## ACTIVITY
In the listing, some lines may hold the string "thân"; report how many do, as a bare number.

## PROVIDED ENTRIES
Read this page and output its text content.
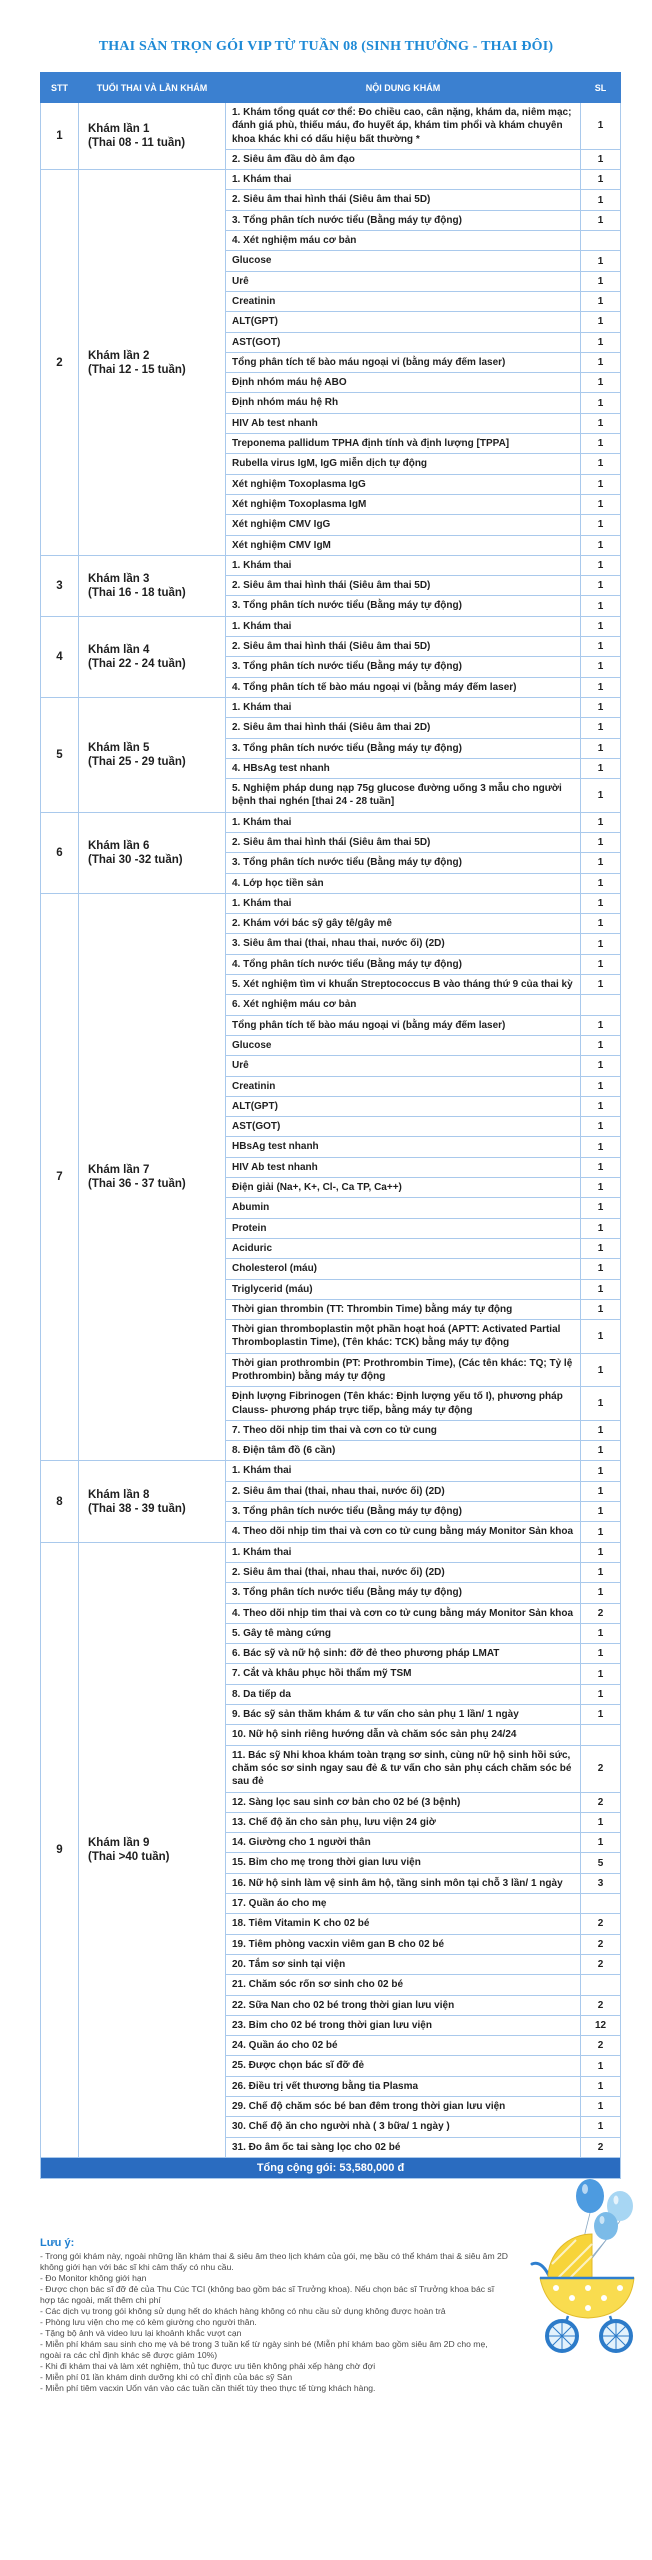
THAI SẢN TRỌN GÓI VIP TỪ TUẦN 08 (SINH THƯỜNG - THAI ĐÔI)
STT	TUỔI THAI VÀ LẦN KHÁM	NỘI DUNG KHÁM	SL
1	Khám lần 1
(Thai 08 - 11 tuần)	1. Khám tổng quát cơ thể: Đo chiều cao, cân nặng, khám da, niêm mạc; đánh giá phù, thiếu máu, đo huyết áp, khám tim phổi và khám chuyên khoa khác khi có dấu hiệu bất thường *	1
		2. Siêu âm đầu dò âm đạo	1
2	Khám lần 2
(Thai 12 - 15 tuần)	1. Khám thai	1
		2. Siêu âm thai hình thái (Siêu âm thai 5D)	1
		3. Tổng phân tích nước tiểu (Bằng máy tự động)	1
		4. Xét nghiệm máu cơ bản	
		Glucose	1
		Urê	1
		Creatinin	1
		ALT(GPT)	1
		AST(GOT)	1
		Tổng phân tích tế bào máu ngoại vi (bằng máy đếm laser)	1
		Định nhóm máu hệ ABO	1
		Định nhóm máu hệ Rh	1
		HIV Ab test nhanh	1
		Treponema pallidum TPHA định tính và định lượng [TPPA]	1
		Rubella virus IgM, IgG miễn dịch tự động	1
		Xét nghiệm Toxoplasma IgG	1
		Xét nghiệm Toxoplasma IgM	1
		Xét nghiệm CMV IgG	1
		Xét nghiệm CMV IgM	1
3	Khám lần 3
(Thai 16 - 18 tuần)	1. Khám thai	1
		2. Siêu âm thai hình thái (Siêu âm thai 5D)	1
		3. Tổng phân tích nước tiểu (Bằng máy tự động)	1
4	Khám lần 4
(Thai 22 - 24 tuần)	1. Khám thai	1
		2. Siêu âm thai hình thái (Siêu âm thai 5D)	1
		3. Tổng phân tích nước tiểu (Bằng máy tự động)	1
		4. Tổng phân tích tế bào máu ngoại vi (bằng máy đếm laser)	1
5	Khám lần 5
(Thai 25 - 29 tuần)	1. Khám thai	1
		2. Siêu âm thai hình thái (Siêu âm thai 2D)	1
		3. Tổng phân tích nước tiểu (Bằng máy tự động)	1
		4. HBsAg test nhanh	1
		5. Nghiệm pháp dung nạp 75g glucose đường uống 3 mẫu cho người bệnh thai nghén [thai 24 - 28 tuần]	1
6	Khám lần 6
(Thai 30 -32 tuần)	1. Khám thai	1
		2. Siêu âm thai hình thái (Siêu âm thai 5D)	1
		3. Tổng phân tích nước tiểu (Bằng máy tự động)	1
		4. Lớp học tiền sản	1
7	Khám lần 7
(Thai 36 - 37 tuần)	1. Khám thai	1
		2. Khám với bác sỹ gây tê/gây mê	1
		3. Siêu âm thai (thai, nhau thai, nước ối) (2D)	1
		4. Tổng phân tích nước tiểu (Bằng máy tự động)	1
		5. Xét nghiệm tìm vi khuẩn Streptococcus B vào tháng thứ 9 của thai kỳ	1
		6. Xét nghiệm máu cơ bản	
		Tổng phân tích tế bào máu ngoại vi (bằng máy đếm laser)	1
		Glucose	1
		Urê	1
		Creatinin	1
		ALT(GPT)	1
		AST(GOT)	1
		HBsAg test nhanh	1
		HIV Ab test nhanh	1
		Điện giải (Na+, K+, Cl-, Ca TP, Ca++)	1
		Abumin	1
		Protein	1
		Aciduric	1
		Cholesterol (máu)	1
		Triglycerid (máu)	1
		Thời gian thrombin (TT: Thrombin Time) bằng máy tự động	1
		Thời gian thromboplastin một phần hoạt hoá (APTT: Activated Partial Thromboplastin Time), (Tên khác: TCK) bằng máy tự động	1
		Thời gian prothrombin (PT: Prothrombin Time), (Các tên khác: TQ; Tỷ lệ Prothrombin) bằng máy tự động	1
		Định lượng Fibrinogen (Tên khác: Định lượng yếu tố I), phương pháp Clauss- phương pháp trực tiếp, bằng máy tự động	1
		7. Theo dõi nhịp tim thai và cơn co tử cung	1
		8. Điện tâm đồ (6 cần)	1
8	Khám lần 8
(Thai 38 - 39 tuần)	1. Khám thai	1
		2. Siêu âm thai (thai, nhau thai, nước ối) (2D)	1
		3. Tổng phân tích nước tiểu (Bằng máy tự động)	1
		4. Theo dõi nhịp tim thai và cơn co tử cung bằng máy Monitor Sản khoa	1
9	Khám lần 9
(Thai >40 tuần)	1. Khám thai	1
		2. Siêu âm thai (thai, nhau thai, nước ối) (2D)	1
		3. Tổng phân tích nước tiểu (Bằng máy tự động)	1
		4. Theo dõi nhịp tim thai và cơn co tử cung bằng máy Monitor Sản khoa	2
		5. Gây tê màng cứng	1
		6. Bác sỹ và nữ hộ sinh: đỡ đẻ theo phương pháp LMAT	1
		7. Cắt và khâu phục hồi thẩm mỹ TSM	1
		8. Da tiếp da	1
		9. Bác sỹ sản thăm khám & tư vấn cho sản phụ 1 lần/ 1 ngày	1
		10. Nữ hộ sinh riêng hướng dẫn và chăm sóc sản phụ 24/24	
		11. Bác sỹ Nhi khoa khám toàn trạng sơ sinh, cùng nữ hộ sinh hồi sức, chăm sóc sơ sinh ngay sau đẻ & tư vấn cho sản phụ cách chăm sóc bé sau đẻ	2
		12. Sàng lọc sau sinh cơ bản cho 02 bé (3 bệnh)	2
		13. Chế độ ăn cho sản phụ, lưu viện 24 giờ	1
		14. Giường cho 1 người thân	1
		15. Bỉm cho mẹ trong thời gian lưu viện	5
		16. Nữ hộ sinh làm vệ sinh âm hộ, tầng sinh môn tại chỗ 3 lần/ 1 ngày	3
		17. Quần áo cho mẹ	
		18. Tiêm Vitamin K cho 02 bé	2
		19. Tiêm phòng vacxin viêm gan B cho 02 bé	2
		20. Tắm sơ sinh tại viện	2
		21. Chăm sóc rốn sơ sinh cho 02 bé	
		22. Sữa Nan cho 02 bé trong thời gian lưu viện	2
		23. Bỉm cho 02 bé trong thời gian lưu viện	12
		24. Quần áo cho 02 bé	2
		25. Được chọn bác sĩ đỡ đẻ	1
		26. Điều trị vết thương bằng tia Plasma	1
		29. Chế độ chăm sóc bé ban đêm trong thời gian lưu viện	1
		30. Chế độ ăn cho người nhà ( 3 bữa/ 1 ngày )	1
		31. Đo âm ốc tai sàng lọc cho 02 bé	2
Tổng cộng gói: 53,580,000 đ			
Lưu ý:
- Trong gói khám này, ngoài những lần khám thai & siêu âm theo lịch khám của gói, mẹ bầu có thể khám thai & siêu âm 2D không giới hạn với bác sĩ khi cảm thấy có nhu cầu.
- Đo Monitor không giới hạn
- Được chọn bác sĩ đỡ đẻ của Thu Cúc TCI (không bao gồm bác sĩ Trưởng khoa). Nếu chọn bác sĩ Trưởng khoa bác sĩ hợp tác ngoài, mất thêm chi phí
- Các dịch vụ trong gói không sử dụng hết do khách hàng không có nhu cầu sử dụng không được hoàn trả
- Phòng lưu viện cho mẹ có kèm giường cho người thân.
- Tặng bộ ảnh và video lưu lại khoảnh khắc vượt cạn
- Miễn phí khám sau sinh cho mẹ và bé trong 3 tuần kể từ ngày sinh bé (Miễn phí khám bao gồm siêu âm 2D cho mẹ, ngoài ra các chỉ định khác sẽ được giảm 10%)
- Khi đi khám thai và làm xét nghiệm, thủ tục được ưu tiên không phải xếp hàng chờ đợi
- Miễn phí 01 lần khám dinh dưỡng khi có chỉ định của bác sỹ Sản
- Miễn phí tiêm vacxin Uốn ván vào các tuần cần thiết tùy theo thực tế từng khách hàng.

## TASK RESPONSE
2